- **Problem details**
Your task is to transcribe all of the data below exactly, omitting the images.

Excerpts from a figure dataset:

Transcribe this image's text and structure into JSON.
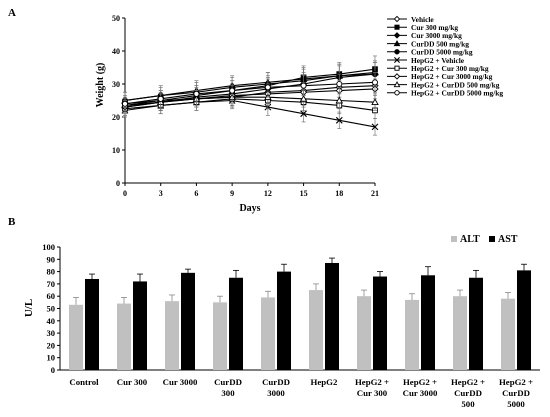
{
  "chart_data": [
    {
      "panel_label": "A",
      "type": "line",
      "title": "",
      "xlabel": "Days",
      "ylabel": "Weight (g)",
      "x": [
        0,
        3,
        6,
        9,
        12,
        15,
        18,
        21
      ],
      "xticks": [
        "0",
        "3",
        "6",
        "9",
        "12",
        "15",
        "18",
        "21"
      ],
      "ylim": [
        0,
        50
      ],
      "yticks": [
        "0",
        "10",
        "20",
        "30",
        "40",
        "50"
      ],
      "grid": false,
      "legend_position": "top-right",
      "series": [
        {
          "name": "Vehicle",
          "marker": "diamond-open",
          "values": [
            24,
            25,
            25.5,
            26,
            27.5,
            28,
            29,
            29.5
          ],
          "err": [
            2.5,
            2.5,
            2.5,
            3,
            3,
            3,
            3,
            3
          ]
        },
        {
          "name": "Cur 300 mg/kg",
          "marker": "square-filled",
          "values": [
            23.5,
            25,
            26.5,
            28,
            29.5,
            32,
            33,
            34.5
          ],
          "err": [
            2.5,
            3,
            3,
            3,
            3,
            3.5,
            3.5,
            4
          ]
        },
        {
          "name": "Cur 3000 mg/kg",
          "marker": "diamond-filled",
          "values": [
            23,
            24.5,
            26,
            27,
            28.5,
            30,
            32,
            33
          ],
          "err": [
            2.5,
            2.5,
            3,
            3,
            3,
            3.5,
            3.5,
            3.5
          ]
        },
        {
          "name": "CurDD 500 mg/kg",
          "marker": "triangle-filled",
          "values": [
            25,
            26.5,
            28,
            29.5,
            30.5,
            31.5,
            32.5,
            33.5
          ],
          "err": [
            2.5,
            2.5,
            3,
            3,
            3,
            3.5,
            3.5,
            3.5
          ]
        },
        {
          "name": "CurDD 5000 mg/kg",
          "marker": "circle-filled",
          "values": [
            25,
            26.5,
            27.5,
            29,
            30,
            31,
            32.5,
            33
          ],
          "err": [
            2.5,
            3,
            3,
            3,
            3.5,
            3.5,
            3.5,
            3.5
          ]
        },
        {
          "name": "HepG2 + Vehicle",
          "marker": "x",
          "values": [
            22,
            23.5,
            24.5,
            25,
            23,
            21,
            19,
            17
          ],
          "err": [
            2,
            2.5,
            2.5,
            2.5,
            2.5,
            2.5,
            2.5,
            2.5
          ]
        },
        {
          "name": "HepG2 + Cur 300 mg/kg",
          "marker": "square-open",
          "values": [
            22.5,
            23.5,
            24.5,
            25.5,
            25,
            24.5,
            23.5,
            22
          ],
          "err": [
            2,
            2.5,
            2.5,
            2.5,
            2.5,
            2.5,
            2.5,
            2.5
          ]
        },
        {
          "name": "HepG2 + Cur 3000 mg/kg",
          "marker": "diamond-open",
          "values": [
            23,
            24.5,
            25.5,
            26.5,
            27,
            27.5,
            28,
            28.5
          ],
          "err": [
            2,
            2.5,
            2.5,
            3,
            3,
            3,
            3,
            3
          ]
        },
        {
          "name": "HepG2 + CurDD 500 mg/kg",
          "marker": "triangle-open",
          "values": [
            23.5,
            24.5,
            25.5,
            26,
            26,
            25.5,
            25,
            24.5
          ],
          "err": [
            2,
            2.5,
            2.5,
            2.5,
            2.5,
            2.5,
            2.5,
            2.5
          ]
        },
        {
          "name": "HepG2 + CurDD 5000 mg/kg",
          "marker": "circle-open",
          "values": [
            24,
            25.5,
            27,
            28,
            29,
            29.5,
            30,
            30.5
          ],
          "err": [
            2,
            2.5,
            2.5,
            3,
            3,
            3,
            3,
            3
          ]
        }
      ]
    },
    {
      "panel_label": "B",
      "type": "bar",
      "title": "",
      "xlabel": "",
      "ylabel": "U/L",
      "ylim": [
        0,
        100
      ],
      "yticks": [
        "0",
        "10",
        "20",
        "30",
        "40",
        "50",
        "60",
        "70",
        "80",
        "90",
        "100"
      ],
      "grid": false,
      "legend_position": "top-right",
      "categories": [
        [
          "Control"
        ],
        [
          "Cur 300"
        ],
        [
          "Cur 3000"
        ],
        [
          "CurDD",
          "300"
        ],
        [
          "CurDD",
          "3000"
        ],
        [
          "HepG2"
        ],
        [
          "HepG2 +",
          "Cur 300"
        ],
        [
          "HepG2 +",
          "Cur 3000"
        ],
        [
          "HepG2 +",
          "CurDD",
          "500"
        ],
        [
          "HepG2 +",
          "CurDD",
          "5000"
        ]
      ],
      "series": [
        {
          "name": "ALT",
          "color": "#c0c0c0",
          "values": [
            53,
            54,
            56,
            55,
            59,
            65,
            60,
            57,
            60,
            58
          ],
          "err": [
            6,
            5,
            5,
            5,
            5,
            5,
            5,
            5,
            5,
            5
          ]
        },
        {
          "name": "AST",
          "color": "#000000",
          "values": [
            74,
            72,
            79,
            75,
            80,
            87,
            76,
            77,
            75,
            81
          ],
          "err": [
            4,
            6,
            3,
            6,
            6,
            4,
            4,
            7,
            6,
            5
          ]
        }
      ]
    }
  ]
}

- **Result of the task**
Transcribe this image's text and structure into JSON.
{
  "chart_data": [
    {
      "panel_label": "A",
      "type": "line",
      "title": "",
      "xlabel": "Days",
      "ylabel": "Weight (g)",
      "x": [
        0,
        3,
        6,
        9,
        12,
        15,
        18,
        21
      ],
      "xticks": [
        "0",
        "3",
        "6",
        "9",
        "12",
        "15",
        "18",
        "21"
      ],
      "ylim": [
        0,
        50
      ],
      "yticks": [
        "0",
        "10",
        "20",
        "30",
        "40",
        "50"
      ],
      "grid": false,
      "legend_position": "top-right",
      "series": [
        {
          "name": "Vehicle",
          "marker": "diamond-open",
          "values": [
            24,
            25,
            25.5,
            26,
            27.5,
            28,
            29,
            29.5
          ],
          "err": [
            2.5,
            2.5,
            2.5,
            3,
            3,
            3,
            3,
            3
          ]
        },
        {
          "name": "Cur 300 mg/kg",
          "marker": "square-filled",
          "values": [
            23.5,
            25,
            26.5,
            28,
            29.5,
            32,
            33,
            34.5
          ],
          "err": [
            2.5,
            3,
            3,
            3,
            3,
            3.5,
            3.5,
            4
          ]
        },
        {
          "name": "Cur 3000 mg/kg",
          "marker": "diamond-filled",
          "values": [
            23,
            24.5,
            26,
            27,
            28.5,
            30,
            32,
            33
          ],
          "err": [
            2.5,
            2.5,
            3,
            3,
            3,
            3.5,
            3.5,
            3.5
          ]
        },
        {
          "name": "CurDD 500 mg/kg",
          "marker": "triangle-filled",
          "values": [
            25,
            26.5,
            28,
            29.5,
            30.5,
            31.5,
            32.5,
            33.5
          ],
          "err": [
            2.5,
            2.5,
            3,
            3,
            3,
            3.5,
            3.5,
            3.5
          ]
        },
        {
          "name": "CurDD 5000 mg/kg",
          "marker": "circle-filled",
          "values": [
            25,
            26.5,
            27.5,
            29,
            30,
            31,
            32.5,
            33
          ],
          "err": [
            2.5,
            3,
            3,
            3,
            3.5,
            3.5,
            3.5,
            3.5
          ]
        },
        {
          "name": "HepG2 + Vehicle",
          "marker": "x",
          "values": [
            22,
            23.5,
            24.5,
            25,
            23,
            21,
            19,
            17
          ],
          "err": [
            2,
            2.5,
            2.5,
            2.5,
            2.5,
            2.5,
            2.5,
            2.5
          ]
        },
        {
          "name": "HepG2 + Cur 300 mg/kg",
          "marker": "square-open",
          "values": [
            22.5,
            23.5,
            24.5,
            25.5,
            25,
            24.5,
            23.5,
            22
          ],
          "err": [
            2,
            2.5,
            2.5,
            2.5,
            2.5,
            2.5,
            2.5,
            2.5
          ]
        },
        {
          "name": "HepG2 + Cur 3000 mg/kg",
          "marker": "diamond-open",
          "values": [
            23,
            24.5,
            25.5,
            26.5,
            27,
            27.5,
            28,
            28.5
          ],
          "err": [
            2,
            2.5,
            2.5,
            3,
            3,
            3,
            3,
            3
          ]
        },
        {
          "name": "HepG2 + CurDD 500 mg/kg",
          "marker": "triangle-open",
          "values": [
            23.5,
            24.5,
            25.5,
            26,
            26,
            25.5,
            25,
            24.5
          ],
          "err": [
            2,
            2.5,
            2.5,
            2.5,
            2.5,
            2.5,
            2.5,
            2.5
          ]
        },
        {
          "name": "HepG2 + CurDD 5000 mg/kg",
          "marker": "circle-open",
          "values": [
            24,
            25.5,
            27,
            28,
            29,
            29.5,
            30,
            30.5
          ],
          "err": [
            2,
            2.5,
            2.5,
            3,
            3,
            3,
            3,
            3
          ]
        }
      ]
    },
    {
      "panel_label": "B",
      "type": "bar",
      "title": "",
      "xlabel": "",
      "ylabel": "U/L",
      "ylim": [
        0,
        100
      ],
      "yticks": [
        "0",
        "10",
        "20",
        "30",
        "40",
        "50",
        "60",
        "70",
        "80",
        "90",
        "100"
      ],
      "grid": false,
      "legend_position": "top-right",
      "categories": [
        [
          "Control"
        ],
        [
          "Cur 300"
        ],
        [
          "Cur 3000"
        ],
        [
          "CurDD",
          "300"
        ],
        [
          "CurDD",
          "3000"
        ],
        [
          "HepG2"
        ],
        [
          "HepG2 +",
          "Cur 300"
        ],
        [
          "HepG2 +",
          "Cur 3000"
        ],
        [
          "HepG2 +",
          "CurDD",
          "500"
        ],
        [
          "HepG2 +",
          "CurDD",
          "5000"
        ]
      ],
      "series": [
        {
          "name": "ALT",
          "color": "#c0c0c0",
          "values": [
            53,
            54,
            56,
            55,
            59,
            65,
            60,
            57,
            60,
            58
          ],
          "err": [
            6,
            5,
            5,
            5,
            5,
            5,
            5,
            5,
            5,
            5
          ]
        },
        {
          "name": "AST",
          "color": "#000000",
          "values": [
            74,
            72,
            79,
            75,
            80,
            87,
            76,
            77,
            75,
            81
          ],
          "err": [
            4,
            6,
            3,
            6,
            6,
            4,
            4,
            7,
            6,
            5
          ]
        }
      ]
    }
  ]
}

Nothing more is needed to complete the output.